■ **Problem details**
Write out the material exactly, with the pictures left out.
· · · · · · ·
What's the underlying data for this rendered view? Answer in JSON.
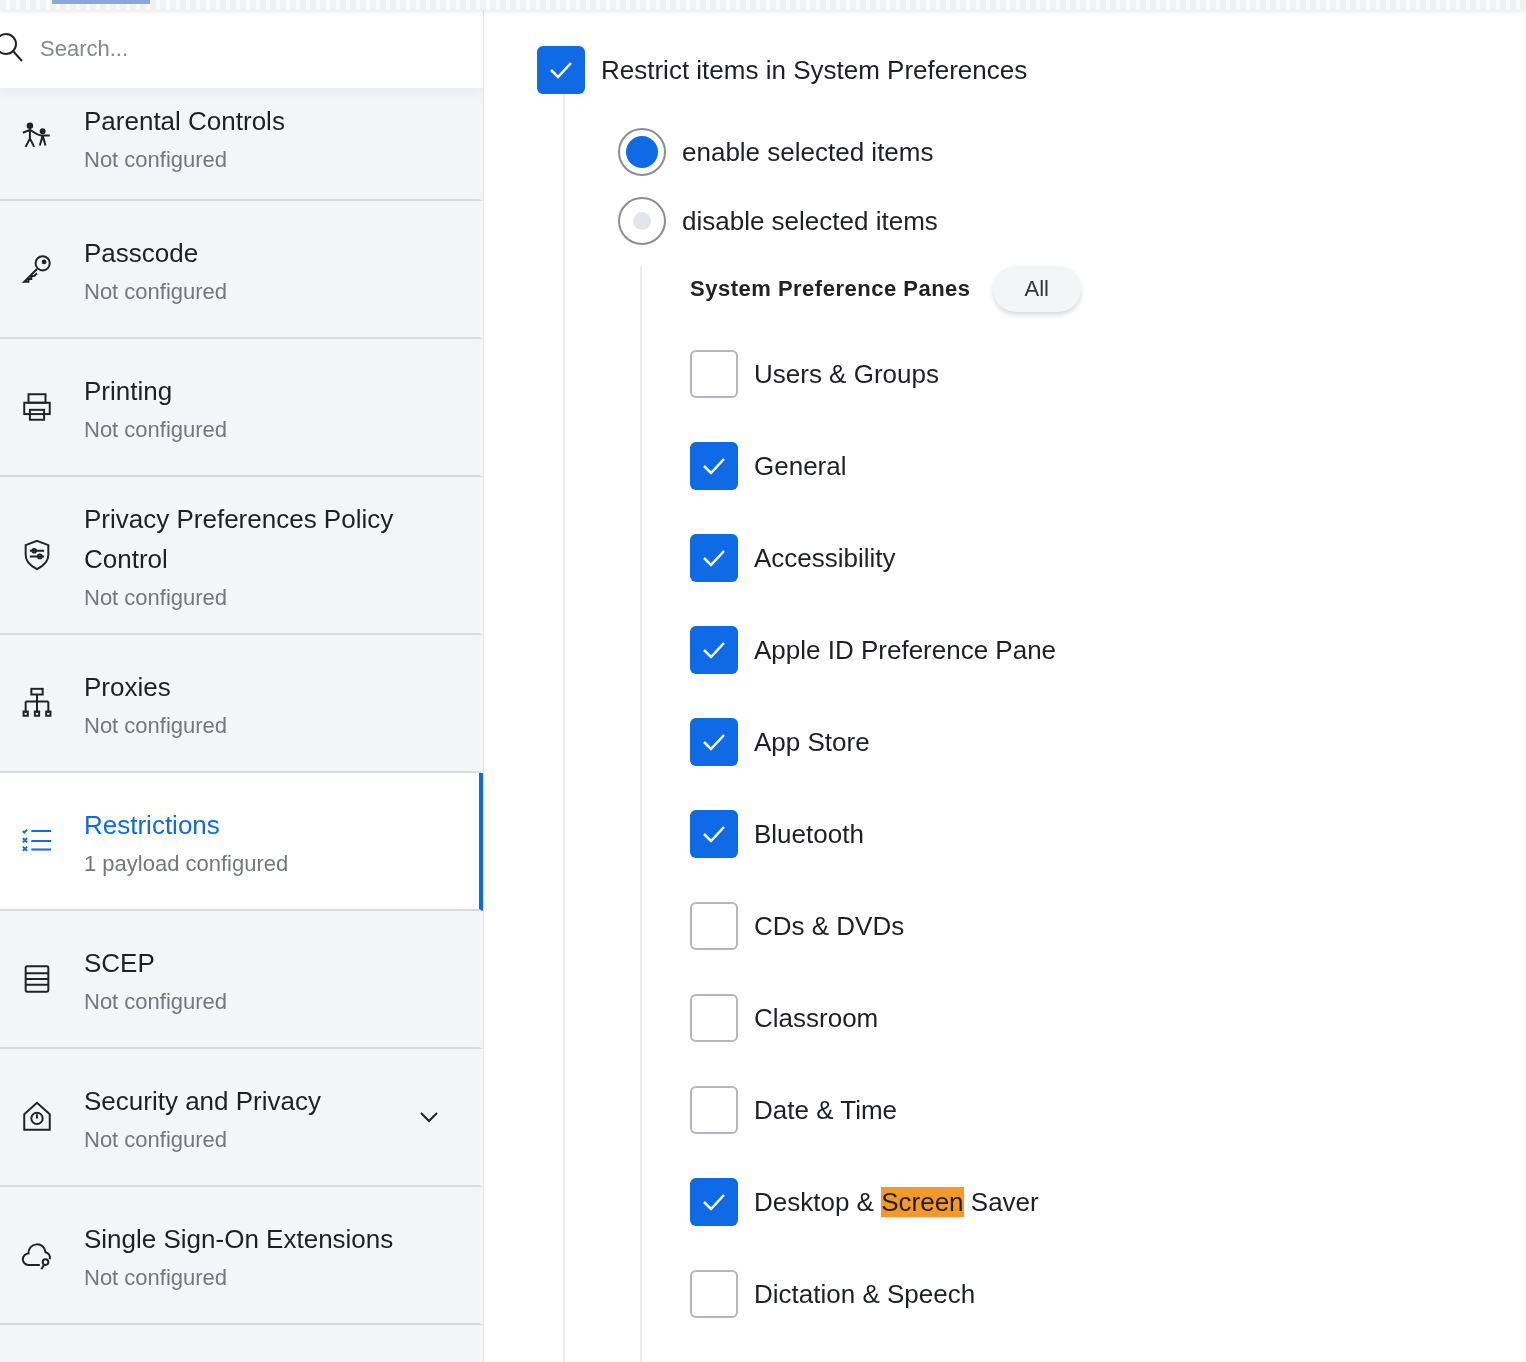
{
  "search": {
    "placeholder": "Search..."
  },
  "sidebar": {
    "items": [
      {
        "title": "Parental Controls",
        "status": "Not configured",
        "selected": false,
        "expandable": false
      },
      {
        "title": "Passcode",
        "status": "Not configured",
        "selected": false,
        "expandable": false
      },
      {
        "title": "Printing",
        "status": "Not configured",
        "selected": false,
        "expandable": false
      },
      {
        "title": "Privacy Preferences Policy Control",
        "status": "Not configured",
        "selected": false,
        "expandable": false
      },
      {
        "title": "Proxies",
        "status": "Not configured",
        "selected": false,
        "expandable": false
      },
      {
        "title": "Restrictions",
        "status": "1 payload configured",
        "selected": true,
        "expandable": false
      },
      {
        "title": "SCEP",
        "status": "Not configured",
        "selected": false,
        "expandable": false
      },
      {
        "title": "Security and Privacy",
        "status": "Not configured",
        "selected": false,
        "expandable": true
      },
      {
        "title": "Single Sign-On Extensions",
        "status": "Not configured",
        "selected": false,
        "expandable": false
      }
    ]
  },
  "restrict": {
    "label": "Restrict items in System Preferences",
    "checked": true
  },
  "mode": [
    {
      "label": "enable selected items",
      "selected": true
    },
    {
      "label": "disable selected items",
      "selected": false
    }
  ],
  "panes": {
    "heading": "System Preference Panes",
    "all_button": "All",
    "items": [
      {
        "label": "Users & Groups",
        "checked": false
      },
      {
        "label": "General",
        "checked": true
      },
      {
        "label": "Accessibility",
        "checked": true
      },
      {
        "label": "Apple ID Preference Pane",
        "checked": true
      },
      {
        "label": "App Store",
        "checked": true
      },
      {
        "label": "Bluetooth",
        "checked": true
      },
      {
        "label": "CDs & DVDs",
        "checked": false
      },
      {
        "label": "Classroom",
        "checked": false
      },
      {
        "label": "Date & Time",
        "checked": false
      },
      {
        "label_parts": [
          {
            "text": "Desktop & ",
            "highlighted": false
          },
          {
            "text": "Screen",
            "highlighted": true
          },
          {
            "text": " Saver",
            "highlighted": false
          }
        ],
        "checked": true
      },
      {
        "label": "Dictation & Speech",
        "checked": false
      }
    ]
  }
}
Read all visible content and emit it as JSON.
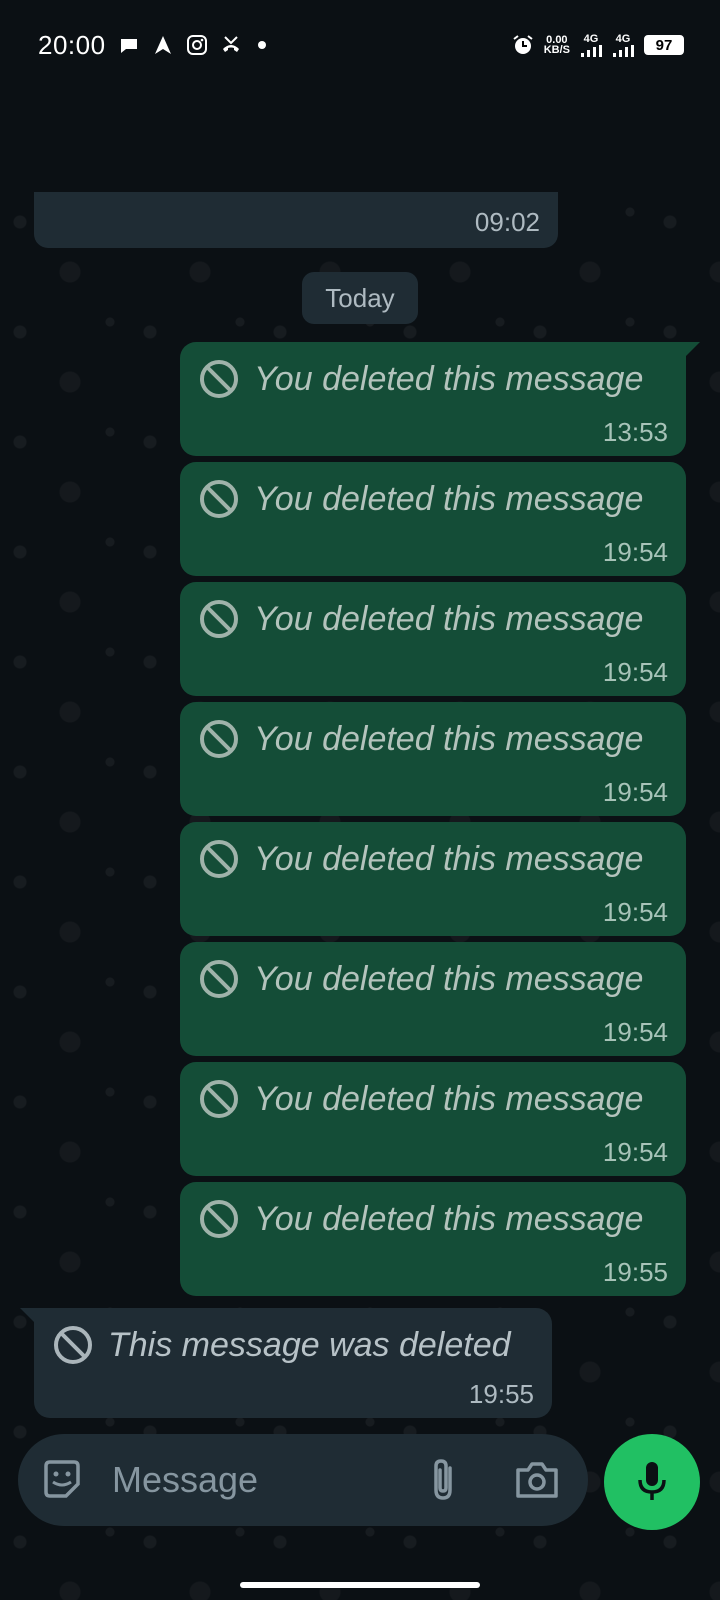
· · · · · · ·
■ **Reply to the task**
What's the underlying data for this rendered view? Answer in JSON.
{
  "search": {
    "placeholder": "Search..."
  },
  "sidebar": {
    "items": [
      {
        "title": "Parental Controls",
        "status": "Not configured",
        "selected": false,
        "expandable": false
      },
      {
        "title": "Passcode",
        "status": "Not configured",
        "selected": false,
        "expandable": false
      },
      {
        "title": "Printing",
        "status": "Not configured",
        "selected": false,
        "expandable": false
      },
      {
        "title": "Privacy Preferences Policy Control",
        "status": "Not configured",
        "selected": false,
        "expandable": false
      },
      {
        "title": "Proxies",
        "status": "Not configured",
        "selected": false,
        "expandable": false
      },
      {
        "title": "Restrictions",
        "status": "1 payload configured",
        "selected": true,
        "expandable": false
      },
      {
        "title": "SCEP",
        "status": "Not configured",
        "selected": false,
        "expandable": false
      },
      {
        "title": "Security and Privacy",
        "status": "Not configured",
        "selected": false,
        "expandable": true
      },
      {
        "title": "Single Sign-On Extensions",
        "status": "Not configured",
        "selected": false,
        "expandable": false
      }
    ]
  },
  "restrict": {
    "label": "Restrict items in System Preferences",
    "checked": true
  },
  "mode": [
    {
      "label": "enable selected items",
      "selected": true
    },
    {
      "label": "disable selected items",
      "selected": false
    }
  ],
  "panes": {
    "heading": "System Preference Panes",
    "all_button": "All",
    "items": [
      {
        "label": "Users & Groups",
        "checked": false
      },
      {
        "label": "General",
        "checked": true
      },
      {
        "label": "Accessibility",
        "checked": true
      },
      {
        "label": "Apple ID Preference Pane",
        "checked": true
      },
      {
        "label": "App Store",
        "checked": true
      },
      {
        "label": "Bluetooth",
        "checked": true
      },
      {
        "label": "CDs & DVDs",
        "checked": false
      },
      {
        "label": "Classroom",
        "checked": false
      },
      {
        "label": "Date & Time",
        "checked": false
      },
      {
        "label_parts": [
          {
            "text": "Desktop & ",
            "highlighted": false
          },
          {
            "text": "Screen",
            "highlighted": true
          },
          {
            "text": " Saver",
            "highlighted": false
          }
        ],
        "checked": true
      },
      {
        "label": "Dictation & Speech",
        "checked": false
      }
    ]
  }
}
Read all visible content and emit it as JSON.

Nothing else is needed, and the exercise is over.